Same here, though I don't believe I have enough experience to build an effective counterweight commander, especially when it comes to understanding the greater meta of the commander format.
'An engine powered entirely by the suffering of their opponents' is a pretty fire quote (and a good description of many of my friends' decks)
That's my headcanon Paradox Engine flavor text
listen here, as long as you are suffering with your table, it's all good lol.
Hi. Tergrid player here. I see your argument, and I made a Tergrid Group Hug deck.
The whiplash people experience when I express this is "chef's kiss" great. No mass sacrifice. No hellbent opponents.
Group hug draws. Howling Mine. Font of Mythos. Seizan. Peer Into the Abyss targeting an opponent. We fatten this pig before we slaughter it with a wheel effect.
I'm in love with this deck hahahaahaha
Peer into the Abyss targeting an opponent into a wheel is diabolical
How do you get people to agree to play against it? Usually when someone whips out Tergrid i'm like, "okay here we go... hopefully this will be an example of why no one wants to play against it". Lots of people just say no.
@@joshbowdish9851 I say I made Tergrid Group Hug, and the rule 0 conversation ensues from there. Usually, fanning out the deck and letting people look through it is enough to get people's interest piqued.
@@Quroe_ I'd love to see the list! Sounds like a very cool deck
As a proud deck builder, I usually hate netdecking, but I've been fighting the urge to build both your Radha and Malfegor decks cause I see how insanely fun they'd be to pilot.
I feel that. My deckbuilding is usually Vorthos as all heck, making a pile of themed chaff like a Bolas deck that's primarily cards from the Bolas structure deck or have him in the art or his quotes on the card, rather than a pilot for a Grixis Spellslinger deck. But what I always find is that the people I play with do not see EDH as the format to play piles of chaff that don't make it in other formats so you can use your lame card pulls, they see it as Singleton Legacy where you try to control your degeneracy but still build to win, and so these sorts of decks that fit the mold of classic Magic beats while still having heft to them are very appealing.

SUPPLIED RECORDS –
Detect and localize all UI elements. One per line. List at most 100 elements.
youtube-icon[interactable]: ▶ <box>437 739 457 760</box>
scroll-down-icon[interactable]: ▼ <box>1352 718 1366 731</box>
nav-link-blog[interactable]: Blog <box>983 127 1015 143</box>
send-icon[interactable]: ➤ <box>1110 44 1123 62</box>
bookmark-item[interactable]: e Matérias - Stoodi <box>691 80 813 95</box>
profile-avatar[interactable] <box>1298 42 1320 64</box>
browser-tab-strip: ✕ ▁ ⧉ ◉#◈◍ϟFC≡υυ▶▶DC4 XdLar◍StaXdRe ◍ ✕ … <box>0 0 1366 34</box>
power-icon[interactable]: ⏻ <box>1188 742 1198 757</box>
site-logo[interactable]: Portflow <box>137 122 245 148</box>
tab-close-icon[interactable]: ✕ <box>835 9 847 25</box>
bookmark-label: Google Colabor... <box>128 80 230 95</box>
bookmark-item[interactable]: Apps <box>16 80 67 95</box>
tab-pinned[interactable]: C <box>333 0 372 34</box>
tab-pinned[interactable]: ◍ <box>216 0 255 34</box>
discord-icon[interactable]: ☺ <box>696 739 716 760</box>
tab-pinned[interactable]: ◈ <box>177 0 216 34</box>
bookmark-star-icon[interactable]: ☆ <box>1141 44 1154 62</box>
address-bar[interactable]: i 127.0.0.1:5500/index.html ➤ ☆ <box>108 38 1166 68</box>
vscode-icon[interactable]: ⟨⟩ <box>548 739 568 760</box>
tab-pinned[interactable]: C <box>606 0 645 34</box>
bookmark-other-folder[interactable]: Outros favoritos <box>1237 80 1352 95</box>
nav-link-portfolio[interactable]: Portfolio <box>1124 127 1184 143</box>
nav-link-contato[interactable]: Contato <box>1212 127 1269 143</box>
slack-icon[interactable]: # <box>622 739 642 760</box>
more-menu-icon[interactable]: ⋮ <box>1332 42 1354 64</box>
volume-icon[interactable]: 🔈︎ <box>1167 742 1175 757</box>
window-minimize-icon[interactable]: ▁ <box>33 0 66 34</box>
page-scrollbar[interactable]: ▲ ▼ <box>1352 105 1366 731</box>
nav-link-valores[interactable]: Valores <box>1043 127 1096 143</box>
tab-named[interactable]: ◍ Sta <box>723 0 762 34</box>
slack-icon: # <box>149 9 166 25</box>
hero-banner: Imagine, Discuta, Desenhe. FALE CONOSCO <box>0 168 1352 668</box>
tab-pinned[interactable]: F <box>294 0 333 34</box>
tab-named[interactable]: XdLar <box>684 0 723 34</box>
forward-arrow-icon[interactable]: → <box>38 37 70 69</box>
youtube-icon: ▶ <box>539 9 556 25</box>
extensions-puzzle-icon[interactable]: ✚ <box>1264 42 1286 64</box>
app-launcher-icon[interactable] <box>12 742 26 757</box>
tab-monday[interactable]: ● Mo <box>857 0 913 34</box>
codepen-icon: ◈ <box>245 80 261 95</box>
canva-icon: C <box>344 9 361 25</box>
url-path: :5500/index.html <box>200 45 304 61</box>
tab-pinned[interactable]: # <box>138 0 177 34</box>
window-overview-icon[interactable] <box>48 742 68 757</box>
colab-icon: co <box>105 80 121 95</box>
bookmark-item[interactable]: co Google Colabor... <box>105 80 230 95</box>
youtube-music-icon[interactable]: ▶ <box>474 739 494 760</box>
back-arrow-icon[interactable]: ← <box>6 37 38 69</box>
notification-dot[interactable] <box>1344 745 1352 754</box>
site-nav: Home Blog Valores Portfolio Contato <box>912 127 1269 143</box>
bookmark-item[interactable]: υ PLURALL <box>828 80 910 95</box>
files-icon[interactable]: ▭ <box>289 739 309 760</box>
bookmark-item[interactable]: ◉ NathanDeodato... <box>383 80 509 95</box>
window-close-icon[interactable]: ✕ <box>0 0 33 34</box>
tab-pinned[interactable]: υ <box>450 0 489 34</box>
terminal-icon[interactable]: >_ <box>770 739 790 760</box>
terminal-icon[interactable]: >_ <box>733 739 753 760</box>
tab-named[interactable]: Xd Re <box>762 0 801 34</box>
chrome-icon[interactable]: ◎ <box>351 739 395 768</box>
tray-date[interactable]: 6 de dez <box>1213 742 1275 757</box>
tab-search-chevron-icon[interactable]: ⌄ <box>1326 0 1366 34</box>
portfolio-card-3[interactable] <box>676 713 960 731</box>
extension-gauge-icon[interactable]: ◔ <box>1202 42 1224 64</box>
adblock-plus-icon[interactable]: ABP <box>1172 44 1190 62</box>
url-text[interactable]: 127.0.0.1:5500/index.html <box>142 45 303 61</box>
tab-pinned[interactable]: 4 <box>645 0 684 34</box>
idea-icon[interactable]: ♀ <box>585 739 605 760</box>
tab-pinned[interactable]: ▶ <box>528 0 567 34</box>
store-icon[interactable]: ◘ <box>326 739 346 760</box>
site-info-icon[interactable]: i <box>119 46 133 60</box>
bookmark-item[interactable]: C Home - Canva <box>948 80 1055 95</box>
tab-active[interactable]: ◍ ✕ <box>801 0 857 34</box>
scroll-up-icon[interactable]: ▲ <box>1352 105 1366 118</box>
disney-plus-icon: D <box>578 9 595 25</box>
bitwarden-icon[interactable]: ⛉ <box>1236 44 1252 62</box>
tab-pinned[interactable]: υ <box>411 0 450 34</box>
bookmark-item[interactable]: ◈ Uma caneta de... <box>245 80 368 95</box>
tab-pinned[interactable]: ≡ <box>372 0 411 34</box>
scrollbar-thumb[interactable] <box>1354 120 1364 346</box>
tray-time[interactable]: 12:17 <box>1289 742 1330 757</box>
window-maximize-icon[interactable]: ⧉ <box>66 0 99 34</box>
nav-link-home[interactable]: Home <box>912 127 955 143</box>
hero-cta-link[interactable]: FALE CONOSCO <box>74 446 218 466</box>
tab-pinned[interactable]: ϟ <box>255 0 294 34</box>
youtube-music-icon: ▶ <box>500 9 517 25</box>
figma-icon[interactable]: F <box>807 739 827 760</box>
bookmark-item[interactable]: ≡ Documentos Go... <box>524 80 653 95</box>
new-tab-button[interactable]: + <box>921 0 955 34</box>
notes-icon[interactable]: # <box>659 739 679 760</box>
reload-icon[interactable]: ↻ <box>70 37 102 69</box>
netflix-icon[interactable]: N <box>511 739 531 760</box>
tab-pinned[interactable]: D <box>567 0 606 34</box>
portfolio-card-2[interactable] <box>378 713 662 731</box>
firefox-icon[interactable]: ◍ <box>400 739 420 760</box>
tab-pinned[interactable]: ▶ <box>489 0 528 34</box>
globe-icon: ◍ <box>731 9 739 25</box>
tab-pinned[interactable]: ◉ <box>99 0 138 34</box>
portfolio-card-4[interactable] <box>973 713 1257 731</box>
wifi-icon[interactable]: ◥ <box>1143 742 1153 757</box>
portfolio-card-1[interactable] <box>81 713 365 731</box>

TASKS –
**a)** In the comment thread, what kind of deck does the Tergrid player say they made?
**b)** Translate this sentence from the comment thread into French: "Usually, fanning out the deck and letting people look through it is enough to get people's interest piqued."
**c)** Reproduce the comment thread word for word from "Same here, though" to "No hellbent opponents.".
The data come from a source separate from the comment thread.

EXERCISE RESPONSES –
**a)** A Tergrid Group Hug deck.

**b)** En général, étaler le deck et laisser les gens le parcourir suffit à piquer leur intérêt.

**c)**
Same here, though I don't believe I have enough experience to build an effective counterweight commander, especially when it comes to understanding the greater meta of the commander format.
'An engine powered entirely by the suffering of their opponents' is a pretty fire quote (and a good description of many of my friends' decks)
That's my headcanon Paradox Engine flavor text
listen here, as long as you are suffering with your table, it's all good lol.
Hi. Tergrid player here. I see your argument, and I made a Tergrid Group Hug deck.
The whiplash people experience when I express this is "chef's kiss" great. No mass sacrifice. No hellbent opponents.